**TASK TO COMPLETE:** Continue the email below about backporting the libata-eh patch, picking up right after its last line.

**PASSAGE SHOWN:**
Re: [PATCH AUTOSEL 4.14 6/6] ata: libata-eh: do not clear ATA_PFLAG_EH_PENDING in ata_eh_reset()

From: Niklas Cassel
Date: Thu Sep 28 2023 - 12:00:36 EST


Hello Sasha,

The upstream commit that you are backporting here:
80cc944eca4f ("ata: libata-eh: do not clear ATA_PFLAG_EH_PENDING in ata_eh_reset()")

Requires that we have:
737dd811a3db ("ata: libahci: clear pending interrupt status")
in stable. This is currently not the case.

See my comment in:
https://lore.kernel.org/stable/ZRWf7Avtdv3DeqCU@x1-carbon/T/#t

Perhaps both:
93c7711494f4 ("ata: ahci: Drop pointless VPRINTK() calls and convert the remaining ones")
and
737dd811a3db ("ata: libahci: clear pending interrupt status")

Could be backported to stable.
That way,
80cc944eca4f ("ata: libata-eh: do not clear ATA_PFLAG_EH_PENDING in ata_eh_reset()")
should be safe to backport to stable as well.


Kind regards,
Niklas


On Sun, Sep 24, 2023 at 09:20:49AM -0400, Sasha Levin wrote:
> From: Niklas Cassel <niklas.cassel@xxxxxxx>
>
> [ Upstream commit 80cc944eca4f0baa9c381d0706f3160e491437f2 ]
>
> ata_scsi_port_error_handler() starts off by clearing ATA_PFLAG_EH_PENDING,
> before calling ap->ops->error_handler() (without holding the ap->lock).

**ITEMS:**
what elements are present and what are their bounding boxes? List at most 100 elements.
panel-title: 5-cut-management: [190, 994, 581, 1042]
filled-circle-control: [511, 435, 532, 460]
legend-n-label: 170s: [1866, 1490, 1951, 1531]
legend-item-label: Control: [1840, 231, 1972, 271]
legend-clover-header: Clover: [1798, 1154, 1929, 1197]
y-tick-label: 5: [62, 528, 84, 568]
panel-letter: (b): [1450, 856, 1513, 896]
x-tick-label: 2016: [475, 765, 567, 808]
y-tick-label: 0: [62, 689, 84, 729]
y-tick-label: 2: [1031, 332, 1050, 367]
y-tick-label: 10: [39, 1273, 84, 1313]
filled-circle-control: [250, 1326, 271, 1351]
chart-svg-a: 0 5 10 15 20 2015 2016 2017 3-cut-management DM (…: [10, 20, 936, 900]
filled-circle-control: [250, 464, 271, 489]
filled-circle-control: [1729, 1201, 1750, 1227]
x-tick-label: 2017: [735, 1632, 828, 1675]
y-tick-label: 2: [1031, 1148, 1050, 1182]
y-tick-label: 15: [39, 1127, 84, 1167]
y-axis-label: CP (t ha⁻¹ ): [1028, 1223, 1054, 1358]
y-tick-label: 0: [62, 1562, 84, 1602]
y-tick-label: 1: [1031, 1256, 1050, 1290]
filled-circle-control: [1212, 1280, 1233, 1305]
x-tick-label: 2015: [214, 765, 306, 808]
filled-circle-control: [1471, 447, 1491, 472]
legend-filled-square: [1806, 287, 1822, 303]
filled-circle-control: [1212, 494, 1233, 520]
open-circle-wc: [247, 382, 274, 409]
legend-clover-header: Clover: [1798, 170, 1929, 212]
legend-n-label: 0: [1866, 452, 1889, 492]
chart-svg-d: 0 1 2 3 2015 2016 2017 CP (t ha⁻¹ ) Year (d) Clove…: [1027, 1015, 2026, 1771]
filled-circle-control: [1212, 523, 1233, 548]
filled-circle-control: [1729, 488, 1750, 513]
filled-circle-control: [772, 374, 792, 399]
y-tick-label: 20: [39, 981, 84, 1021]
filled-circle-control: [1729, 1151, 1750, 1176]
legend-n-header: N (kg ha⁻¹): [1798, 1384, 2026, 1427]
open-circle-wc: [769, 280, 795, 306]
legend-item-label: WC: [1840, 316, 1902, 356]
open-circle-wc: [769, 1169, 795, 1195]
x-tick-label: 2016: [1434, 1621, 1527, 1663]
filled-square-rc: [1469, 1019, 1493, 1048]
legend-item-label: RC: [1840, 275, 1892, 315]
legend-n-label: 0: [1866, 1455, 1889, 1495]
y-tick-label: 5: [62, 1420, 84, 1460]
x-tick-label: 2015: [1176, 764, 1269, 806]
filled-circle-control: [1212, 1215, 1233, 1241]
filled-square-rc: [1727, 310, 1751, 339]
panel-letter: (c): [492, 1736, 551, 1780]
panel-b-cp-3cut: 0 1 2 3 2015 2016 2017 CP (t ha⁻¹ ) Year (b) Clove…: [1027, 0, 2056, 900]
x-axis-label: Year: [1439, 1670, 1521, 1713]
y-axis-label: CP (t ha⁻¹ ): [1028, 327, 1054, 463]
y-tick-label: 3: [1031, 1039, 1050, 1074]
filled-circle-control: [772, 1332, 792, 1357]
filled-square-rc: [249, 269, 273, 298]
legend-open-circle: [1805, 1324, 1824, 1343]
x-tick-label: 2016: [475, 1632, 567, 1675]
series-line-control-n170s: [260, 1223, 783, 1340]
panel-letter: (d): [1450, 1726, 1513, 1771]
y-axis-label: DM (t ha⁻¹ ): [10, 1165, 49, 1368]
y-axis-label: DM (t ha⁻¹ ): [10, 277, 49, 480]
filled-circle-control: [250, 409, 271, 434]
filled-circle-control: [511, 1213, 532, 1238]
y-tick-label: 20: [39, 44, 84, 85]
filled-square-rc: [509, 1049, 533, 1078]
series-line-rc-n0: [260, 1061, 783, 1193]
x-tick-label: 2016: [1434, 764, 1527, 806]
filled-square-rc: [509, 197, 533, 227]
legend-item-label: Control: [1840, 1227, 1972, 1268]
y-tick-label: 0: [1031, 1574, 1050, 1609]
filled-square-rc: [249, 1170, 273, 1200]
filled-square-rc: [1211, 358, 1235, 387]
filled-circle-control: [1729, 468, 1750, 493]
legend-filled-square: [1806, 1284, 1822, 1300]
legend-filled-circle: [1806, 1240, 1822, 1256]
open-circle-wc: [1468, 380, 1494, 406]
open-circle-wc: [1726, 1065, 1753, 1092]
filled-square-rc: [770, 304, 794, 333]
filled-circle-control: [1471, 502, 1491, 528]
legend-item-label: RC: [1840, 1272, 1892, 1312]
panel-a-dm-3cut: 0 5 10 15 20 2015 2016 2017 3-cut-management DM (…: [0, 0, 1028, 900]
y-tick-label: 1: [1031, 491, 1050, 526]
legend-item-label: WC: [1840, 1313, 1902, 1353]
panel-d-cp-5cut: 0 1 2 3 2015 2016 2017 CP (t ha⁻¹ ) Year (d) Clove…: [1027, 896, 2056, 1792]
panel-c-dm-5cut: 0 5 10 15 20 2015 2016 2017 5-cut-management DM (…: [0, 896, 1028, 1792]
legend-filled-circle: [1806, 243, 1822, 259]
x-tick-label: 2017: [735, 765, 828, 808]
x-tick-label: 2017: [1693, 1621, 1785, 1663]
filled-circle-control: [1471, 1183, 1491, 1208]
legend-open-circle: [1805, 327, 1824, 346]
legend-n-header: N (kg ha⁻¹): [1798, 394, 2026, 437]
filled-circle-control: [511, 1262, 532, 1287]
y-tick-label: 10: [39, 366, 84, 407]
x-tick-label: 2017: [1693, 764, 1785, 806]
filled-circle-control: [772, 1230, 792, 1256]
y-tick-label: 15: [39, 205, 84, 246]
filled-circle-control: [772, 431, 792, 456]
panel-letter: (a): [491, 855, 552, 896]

**THE REPLY:**
>
> If an error IRQ is received while ap->ops->error_handler() is running,
> the irq handler will set ATA_PFLAG_EH_PENDING.
>
> Once ap->ops->error_handler() returns, ata_scsi_port_error_handler()
> checks if ATA_PFLAG_EH_PENDING is set, and if it is, another iteration
> of ATA EH is performed.
>
> The problem is that ATA_PFLAG_EH_PENDING is not only cleared by
> ata_scsi_port_error_handler(), it is also cleared by ata_eh_reset().
>
> ata_eh_reset() is called by ap->ops->error_handler(). This additional
> clearing done by ata_eh_reset() breaks the whole retry logic in
> ata_scsi_port_error_handler(). Thus, if an error IRQ is received while
> ap->ops->error_handler() is running, the port will currently remain
> frozen and will never get re-enabled.
>
> The additional clearing in ata_eh_reset() was introduced in commit
> 1e641060c4b5 ("libata: clear eh_info on reset completion").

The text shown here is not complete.